» **Teks Sumber**:
Ada lima poin utama pengumuman resmi yang disampaikan Satgas PKH. Yakni, Satgas PKH menegaskan bahwa hutan konservasi TNTN merupakan tanah negara. 

"Hutan konservasi TNTN adalah tanah negara. Oleh karena itu, segala aktivitas di dalam kawasan hutan ini seperti tinggal, berkebun, mendirikan rumah dan membakar atau bentuk kegiatan lain yang mengubah fungsi hutan dinyatakan melanggar hukum," demikian pengumuman Satgas PKH. 

Satgas juga mengumumkan segera dilakukannya relokasi (pindah) secara mandiri kepada masyarakat. Relokasi mandiri ini akan didampingi petugas. 

Adapun periode pelaksanaan relokasi mandiri dilakukan dalam waktu 3 bulan sejak 22 Mei hingga 22 Agustus 2025.

"Teknis dan tahapan relokasi mandiri diatur oleh Tim Terpadu Penertiban Kawasan Hutan dan disosialisasikan kepada masyarakat," demikian pengumuman Satgas PKH.

» **Data Tercatat**:

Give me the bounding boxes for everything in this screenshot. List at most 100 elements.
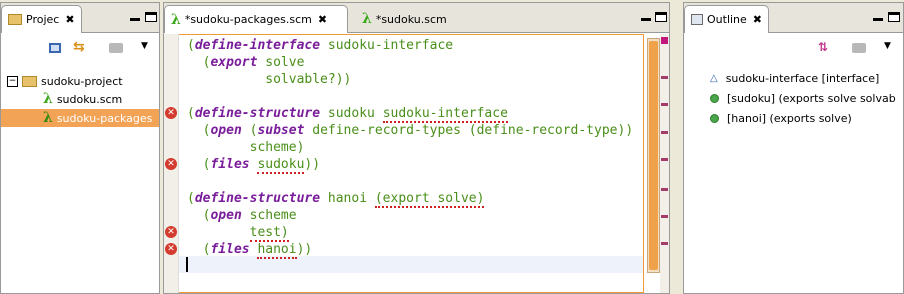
project-explorer-pane: Projec ✖ ⇆ ▼ − sudoku-project λ sudoku.s… xyxy=(0,2,160,294)
code-keyword: files xyxy=(210,242,250,257)
tree-item-label: sudoku-packages xyxy=(56,111,153,125)
error-marker-icon[interactable]: ✕ xyxy=(165,243,177,255)
code-keyword: define-interface xyxy=(194,38,321,53)
filter-icon[interactable] xyxy=(109,43,123,53)
folder-icon xyxy=(8,14,22,25)
code-error-token: (export solve) xyxy=(374,191,485,208)
overview-marker[interactable] xyxy=(661,158,668,161)
error-summary-icon[interactable] xyxy=(661,37,668,44)
code-line: (define-interface sudoku-interface xyxy=(187,38,453,55)
project-folder-icon xyxy=(22,75,37,87)
code-token: solve xyxy=(257,55,305,70)
minimize-button[interactable] xyxy=(872,12,884,22)
tree-item-project[interactable]: − sudoku-project xyxy=(1,72,159,90)
vertical-scrollbar[interactable] xyxy=(647,38,660,273)
overview-marker[interactable] xyxy=(661,131,668,134)
overview-marker[interactable] xyxy=(661,76,668,79)
scrollbar-thumb[interactable] xyxy=(649,41,658,270)
editor-pane: λ *sudoku-packages.scm ✖ λ *sudoku.scm ✕… xyxy=(163,2,670,294)
code-keyword: open xyxy=(210,123,242,138)
expander-icon[interactable]: − xyxy=(7,75,18,87)
code-line: (define-structure sudoku sudoku-interfac… xyxy=(187,106,508,123)
code-token: ( xyxy=(187,191,195,206)
tab-label: *sudoku.scm xyxy=(375,12,447,26)
close-icon[interactable]: ✖ xyxy=(753,13,762,26)
outline-item-label: [hanoi] (exports solve) xyxy=(727,111,852,125)
code-line: (files sudoku)) xyxy=(187,157,320,174)
overview-marker[interactable] xyxy=(661,242,668,245)
maximize-button[interactable] xyxy=(145,12,157,22)
code-token: ( xyxy=(187,55,211,70)
error-marker-icon[interactable]: ✕ xyxy=(165,226,177,238)
tree-item-label: sudoku-project xyxy=(41,74,123,88)
error-marker-icon[interactable]: ✕ xyxy=(165,107,177,119)
code-token: ( xyxy=(187,208,211,223)
code-line: (files hanoi)) xyxy=(187,242,312,259)
code-keyword: define-structure xyxy=(194,106,321,121)
text-caret xyxy=(186,257,188,272)
code-editor[interactable]: (define-interface sudoku-interface (expo… xyxy=(179,34,644,293)
outline-item-label: sudoku-interface [interface] xyxy=(725,71,880,85)
code-line: test) xyxy=(187,225,289,242)
code-token: define-record-types (define-record-type)… xyxy=(304,123,634,138)
lambda-file-icon: λ xyxy=(171,11,181,28)
code-token: scheme) xyxy=(187,140,305,155)
project-explorer-tabbar: Projec ✖ xyxy=(1,3,159,33)
view-menu-icon[interactable]: ▼ xyxy=(884,41,891,51)
code-line: (define-structure hanoi (export solve) xyxy=(187,191,485,208)
outline-item-structure[interactable]: [sudoku] (exports solve solvab xyxy=(684,89,903,107)
project-toolbar: ⇆ ▼ xyxy=(1,33,159,65)
code-token: ( xyxy=(187,242,211,257)
sort-icon[interactable]: ⇅ xyxy=(818,40,828,54)
code-keyword: export xyxy=(210,55,258,70)
tab-sudoku-packages[interactable]: λ *sudoku-packages.scm ✖ xyxy=(164,5,348,33)
tab-label: *sudoku-packages.scm xyxy=(184,13,312,26)
code-token: sudoku xyxy=(320,106,383,121)
outline-item-structure[interactable]: [hanoi] (exports solve) xyxy=(684,109,903,127)
close-icon[interactable]: ✖ xyxy=(65,13,74,26)
tab-project-explorer[interactable]: Projec ✖ xyxy=(1,5,82,33)
lambda-file-icon: λ xyxy=(362,11,372,27)
outline-item-label: [sudoku] (exports solve solvab xyxy=(727,91,896,105)
link-with-editor-icon[interactable]: ⇆ xyxy=(73,39,85,55)
maximize-button[interactable] xyxy=(888,12,900,22)
code-keyword: open xyxy=(210,208,242,223)
code-error-token: hanoi xyxy=(257,242,297,259)
overview-marker[interactable] xyxy=(661,188,668,191)
minimize-button[interactable] xyxy=(129,12,141,22)
code-token: ( xyxy=(187,157,211,172)
minimize-button[interactable] xyxy=(640,12,652,22)
outline-item-interface[interactable]: △ sudoku-interface [interface] xyxy=(684,69,903,87)
tree-item-file[interactable]: λ sudoku.scm xyxy=(1,90,159,108)
tab-outline[interactable]: Outline ✖ xyxy=(684,5,770,33)
code-line: (open (subset define-record-types (defin… xyxy=(187,123,634,140)
maximize-button[interactable] xyxy=(655,12,667,22)
code-token: sudoku-interface xyxy=(320,38,454,53)
code-line: (export solve xyxy=(187,55,305,72)
overview-ruler[interactable] xyxy=(660,34,669,293)
outline-tabbar: Outline ✖ xyxy=(684,3,903,33)
lambda-file-icon: λ xyxy=(43,110,53,126)
tab-sudoku[interactable]: λ *sudoku.scm xyxy=(356,5,453,33)
view-menu-icon[interactable]: ▼ xyxy=(141,41,148,51)
code-token: )) xyxy=(296,242,313,257)
overview-marker[interactable] xyxy=(661,103,668,106)
code-token: ( xyxy=(187,106,195,121)
structure-dot-icon xyxy=(710,93,719,103)
code-token: ( xyxy=(241,123,258,138)
annotation-gutter: ✕ ✕ ✕ ✕ xyxy=(164,34,179,293)
close-icon[interactable]: ✖ xyxy=(318,13,327,26)
tree-item-file-selected[interactable]: λ sudoku-packages xyxy=(1,109,159,127)
overview-marker[interactable] xyxy=(661,215,668,218)
filter-icon[interactable] xyxy=(852,43,866,53)
code-token: hanoi xyxy=(320,191,375,206)
code-line: (open scheme xyxy=(187,208,297,225)
code-token: )) xyxy=(304,157,321,172)
code-token: scheme xyxy=(241,208,297,223)
collapse-all-icon[interactable] xyxy=(49,43,61,53)
outline-pane: Outline ✖ ⇅ ▼ △ sudoku-interface [interf… xyxy=(683,2,904,294)
error-marker-icon[interactable]: ✕ xyxy=(165,158,177,170)
code-error-token: test) xyxy=(249,225,289,242)
structure-dot-icon xyxy=(710,113,719,123)
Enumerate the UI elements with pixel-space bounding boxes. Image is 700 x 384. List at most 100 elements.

» **Tujuan Kegiatan**:
A - Jawablah pertanyaan berikut berdasarkan teks tentang pengumuman Satgas PKH.
(i) Berapa jumlah poin utama dalam pengumuman resmi Satgas PKH?
(ii) Dalam rentang tanggal berapa relokasi mandiri dilaksanakan?
(iii) Pihak mana yang mengatur teknis dan tahapan relokasi mandiri?
B - Tentukan apakah setiap pernyataan berikut sesuai dengan teks tentang pengumuman Satgas PKH, lalu kutip kata-kata teks yang menjadi dasarnya.
(i) Relokasi mandiri dilakukan tanpa pendampingan petugas.
(ii) Hutan konservasi TNTN merupakan tanah negara.
(iii) Berkebun di dalam kawasan hutan TNTN diperbolehkan.
C - Lanjutkan teks tentang pengumuman Satgas PKH mulai dari kalimat terakhirnya.
Daftar di atas tidak diperlukan untuk mengerjakan tugas.

» **Jawaban Tiap Tugas**:
A -
(i) Lima poin utama.
(ii) Sejak 22 Mei hingga 22 Agustus 2025, yaitu selama 3 bulan.
(iii) Tim Terpadu Penertiban Kawasan Hutan.

B -
(i) Tidak. "Relokasi mandiri ini akan didampingi petugas."
(ii) Ya. "Hutan konservasi TNTN adalah tanah negara."
(iii) Tidak. "segala aktivitas di dalam kawasan hutan ini seperti tinggal, berkebun, mendirikan rumah dan membakar atau bentuk kegiatan lain yang mengubah fungsi hutan dinyatakan melanggar hukum"

C -
Terkait nasib kebun kelapa sawit yang terbangun di kawasan TNTN, menurut Satgas PKH, pemerintah memahami ketergantungan sebagian masyarakat akan kebun sawit tersebut. Oleh karena itu, Satgas PKH mengambil kebijakan sementara, yakni:

1. Kebun sawit yang berumur lebih dari 5 tahun dan sudah menghasilkan, boleh dipanen sementara 3 bulan. Namun tidak boleh menanam, memperluas, dan memelihara tanaman seperti pemupukan dan prunning dan lainnya. 

2. Tanaman sawit yang ditanam dalam lima tahun terakhir, dianggap perambahan baru dan melanggar hukum. Kebun akan ditertibkan dan dimusnahkan kemudian diganti dengan tanaman hutan oleh pemerintah. 

Satgas PKH kembali menegaskan agar setiap orang dilarang keras membuka dan memperluas kebun di TNTN. Bagi pihak yang melanggarnya akan dijerat secara pidana. 

Satgas PKH juga mengumumkan larangan untuk keluar masuk ke kawasan TNTN. Bagi masyarakat yang beraktivitas diwajibkan melapor terlebih dahulu kepada petugas di posko.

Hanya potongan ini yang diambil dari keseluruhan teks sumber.